■ AIM: In the records below, work out how many lines hold the word "required". Report the number alone.

[Collection entries]
— Begin —

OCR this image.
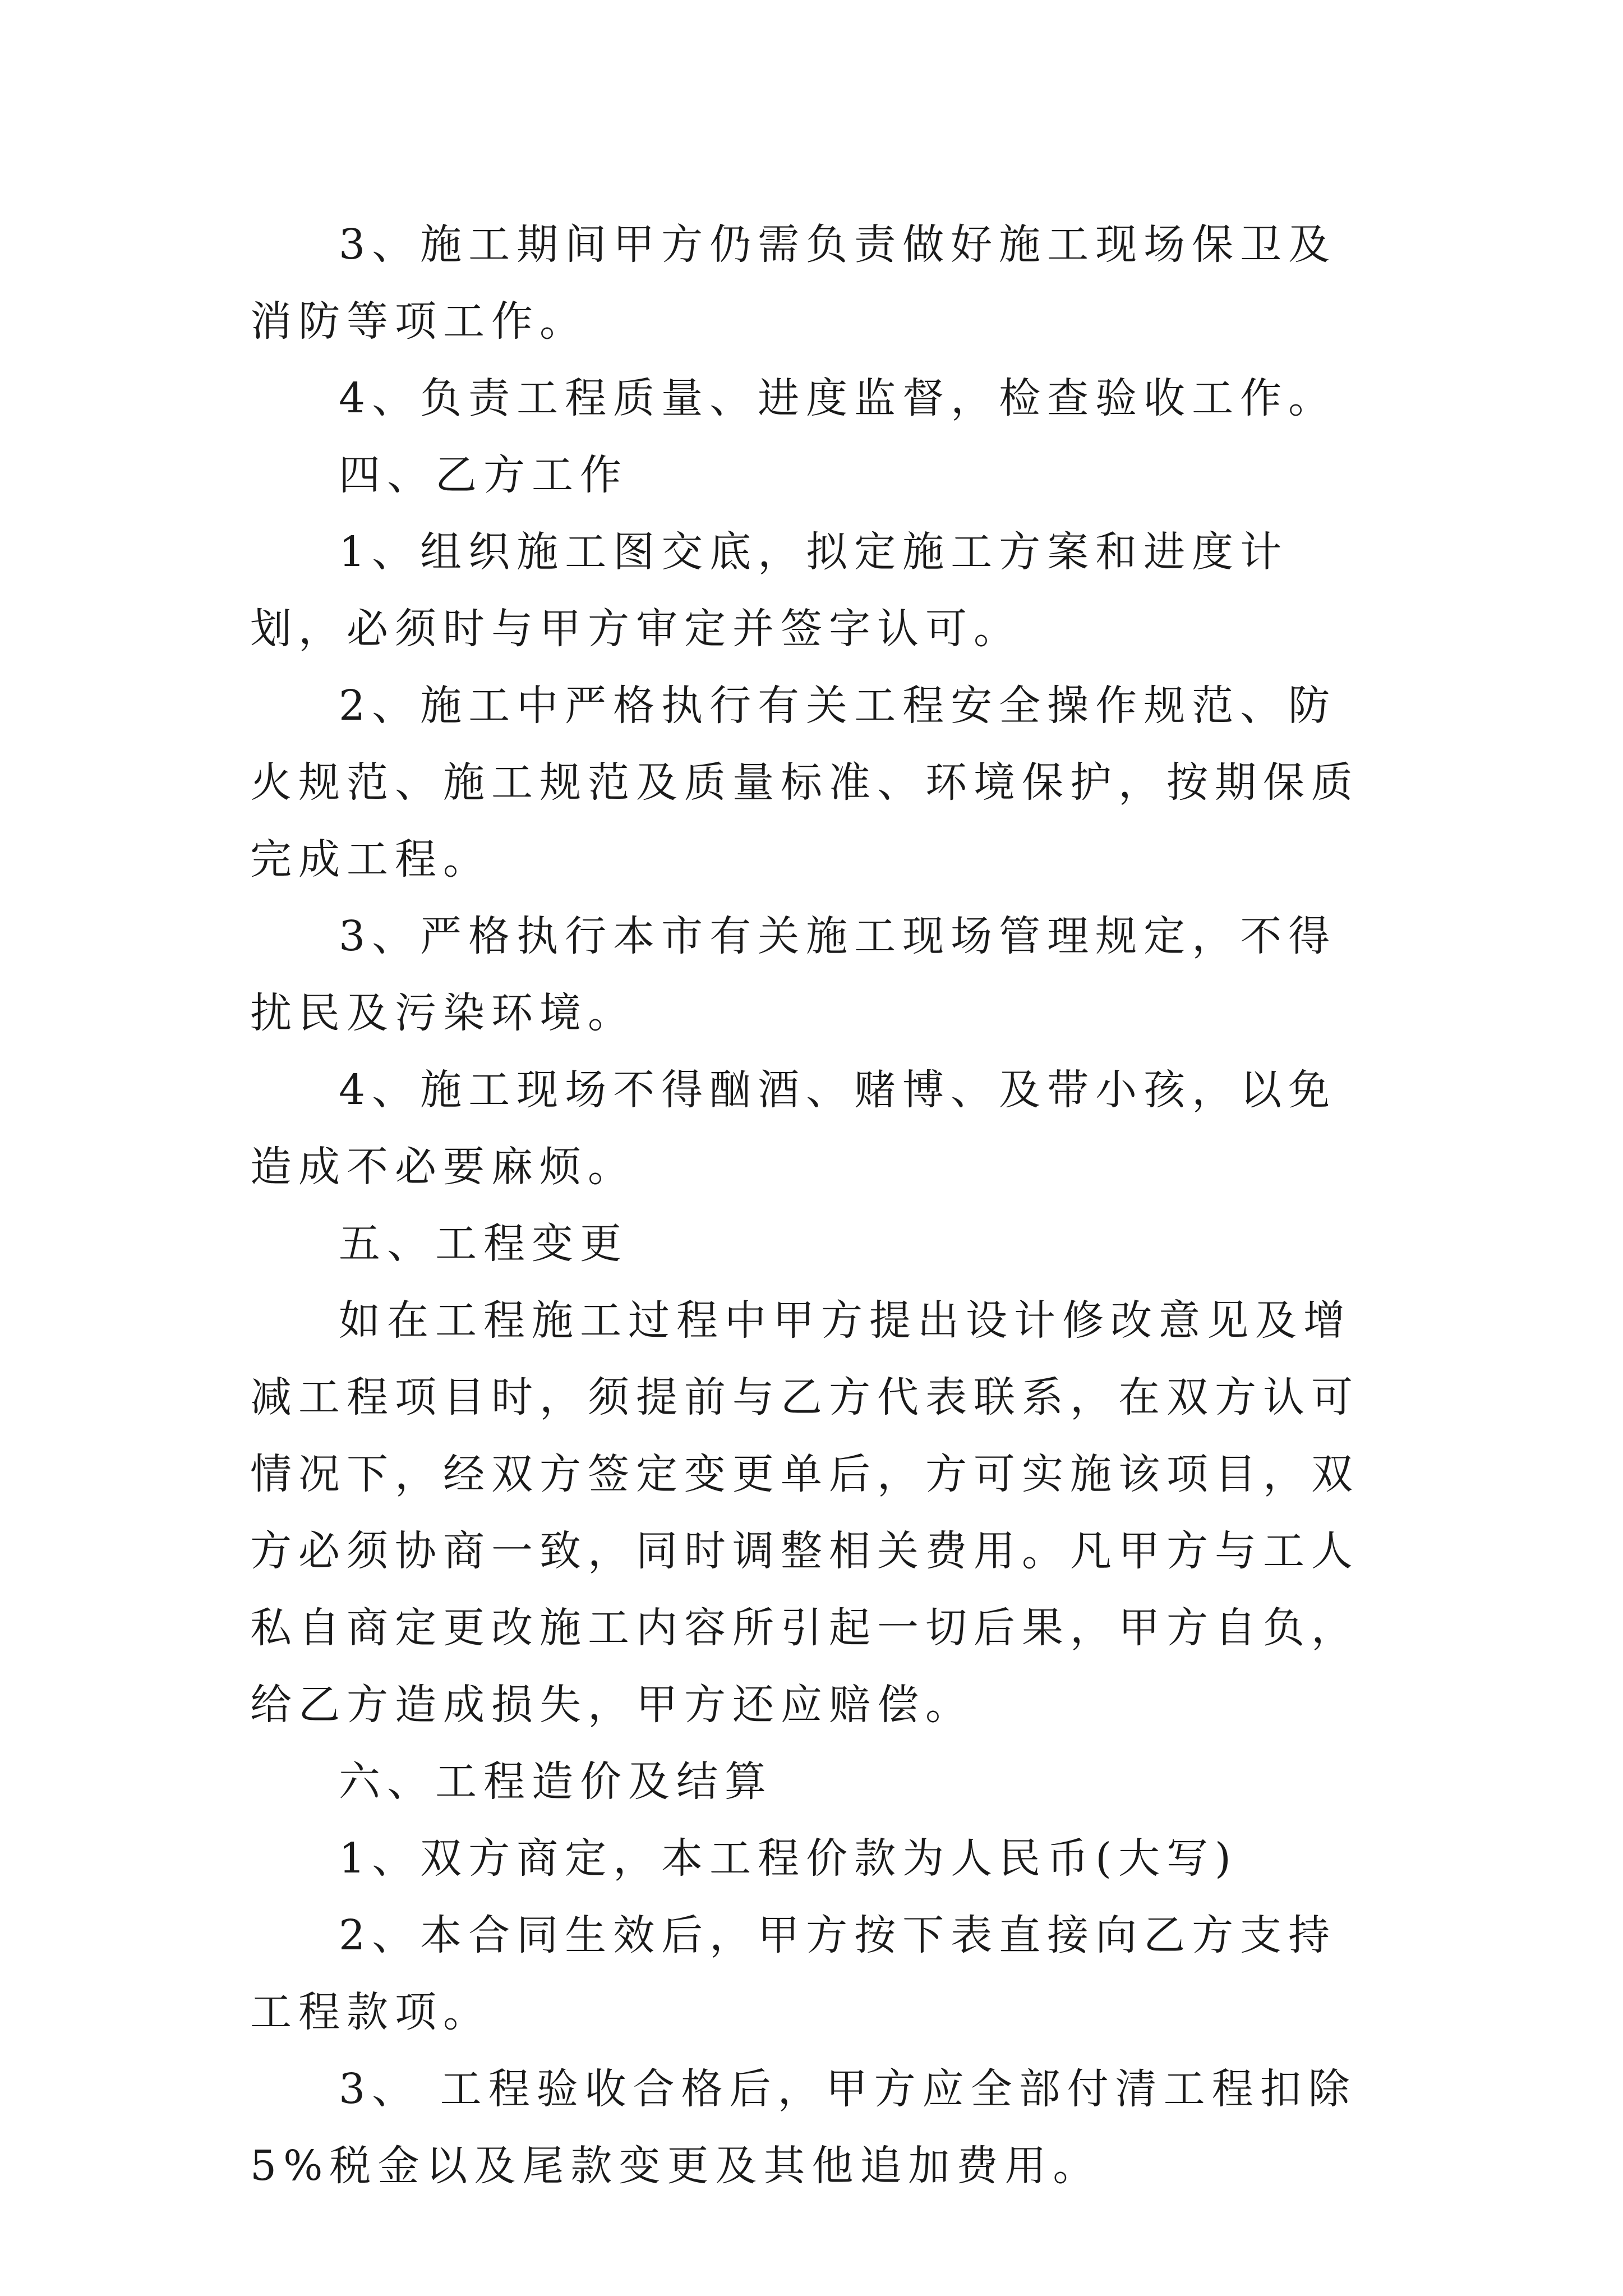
3、施工期间甲方仍需负责做好施工现场保卫及消防等项工作。

4、负责工程质量、进度监督，检查验收工作。

四、乙方工作

1、组织施工图交底，拟定施工方案和进度计划，必须时与甲方审定并签字认可。

2、施工中严格执行有关工程安全操作规范、防火规范、施工规范及质量标准、环境保护，按期保质完成工程。

3、严格执行本市有关施工现场管理规定，不得扰民及污染环境。

4、施工现场不得酗酒、赌博、及带小孩，以免造成不必要麻烦。

五、工程变更

如在工程施工过程中甲方提出设计修改意见及增减工程项目时，须提前与乙方代表联系，在双方认可情况下，经双方签定变更单后，方可实施该项目，双方必须协商一致，同时调整相关费用。凡甲方与工人私自商定更改施工内容所引起一切后果，甲方自负，给乙方造成损失，甲方还应赔偿。

六、工程造价及结算

1、双方商定，本工程价款为人民币(大写)

2、本合同生效后，甲方按下表直接向乙方支持工程款项。

3、 工程验收合格后，甲方应全部付清工程扣除5%税金以及尾款变更及其他追加费用。
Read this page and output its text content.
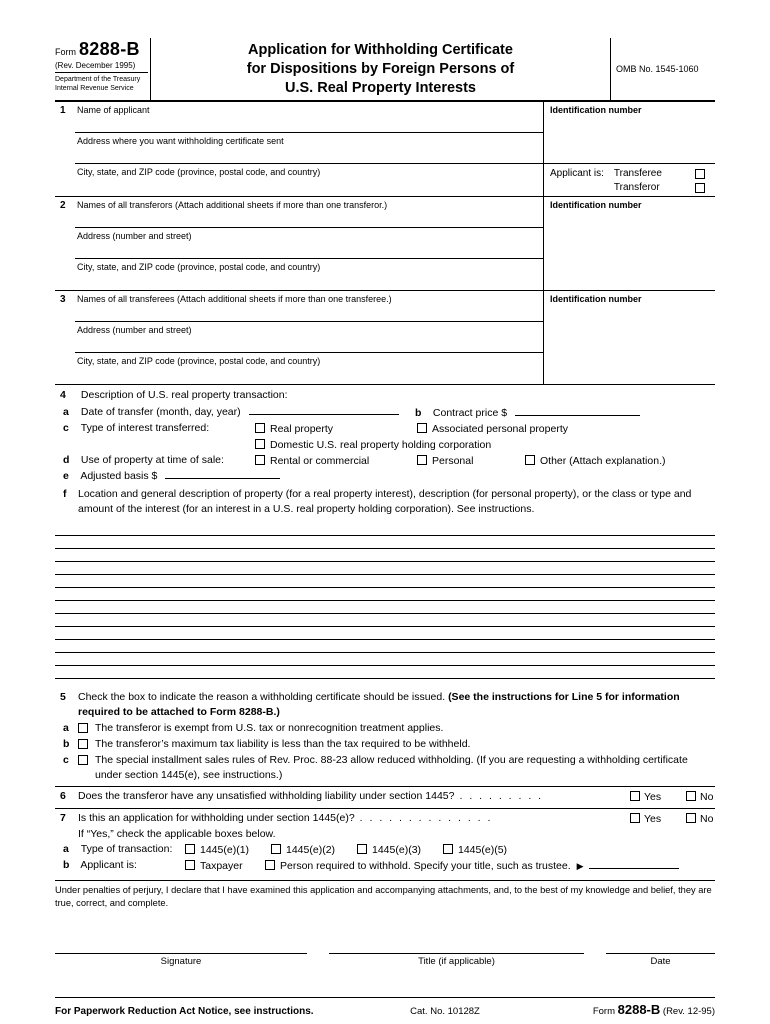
Form 8288-B
(Rev. December 1995)
Department of the Treasury
Internal Revenue Service
Application for Withholding Certificate
for Dispositions by Foreign Persons of
U.S. Real Property Interests
OMB No. 1545-1060
1 Name of applicant
Address where you want withholding certificate sent
City, state, and ZIP code (province, postal code, and country)
Identification number
Applicant is: Transferee
Transferor
2 Names of all transferors (Attach additional sheets if more than one transferor.)
Address (number and street)
City, state, and ZIP code (province, postal code, and country)
Identification number
3 Names of all transferees (Attach additional sheets if more than one transferee.)
Address (number and street)
City, state, and ZIP code (province, postal code, and country)
Identification number
4 Description of U.S. real property transaction:
a Date of transfer (month, day, year)	b Contract price $
c Type of interest transferred:	Real property	Associated personal property
Domestic U.S. real property holding corporation
d Use of property at time of sale:	Rental or commercial	Personal	Other (Attach explanation.)
e Adjusted basis $
f Location and general description of property (for a real property interest), description (for personal property), or the class or type and amount of the interest (for an interest in a U.S. real property holding corporation). See instructions.
5 Check the box to indicate the reason a withholding certificate should be issued. (See the instructions for Line 5 for information required to be attached to Form 8288-B.)
a The transferor is exempt from U.S. tax or nonrecognition treatment applies.
b The transferor’s maximum tax liability is less than the tax required to be withheld.
c The special installment sales rules of Rev. Proc. 88-23 allow reduced withholding. (If you are requesting a withholding certificate under section 1445(e), see instructions.)
6 Does the transferor have any unsatisfied withholding liability under section 1445? . . . . . . . . .	Yes	No
7 Is this an application for withholding under section 1445(e)? . . . . . . . . . . . . . .	Yes	No
If “Yes,” check the applicable boxes below.
a Type of transaction:	1445(e)(1)	1445(e)(2)	1445(e)(3)	1445(e)(5)
b Applicant is:	Taxpayer	Person required to withhold. Specify your title, such as trustee. ▶
Under penalties of perjury, I declare that I have examined this application and accompanying attachments, and, to the best of my knowledge and belief, they are true, correct, and complete.
Signature	Title (if applicable)	Date
For Paperwork Reduction Act Notice, see instructions.	Cat. No. 10128Z	Form 8288-B (Rev. 12-95)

— End —

■ WRITTEN REPLY: 3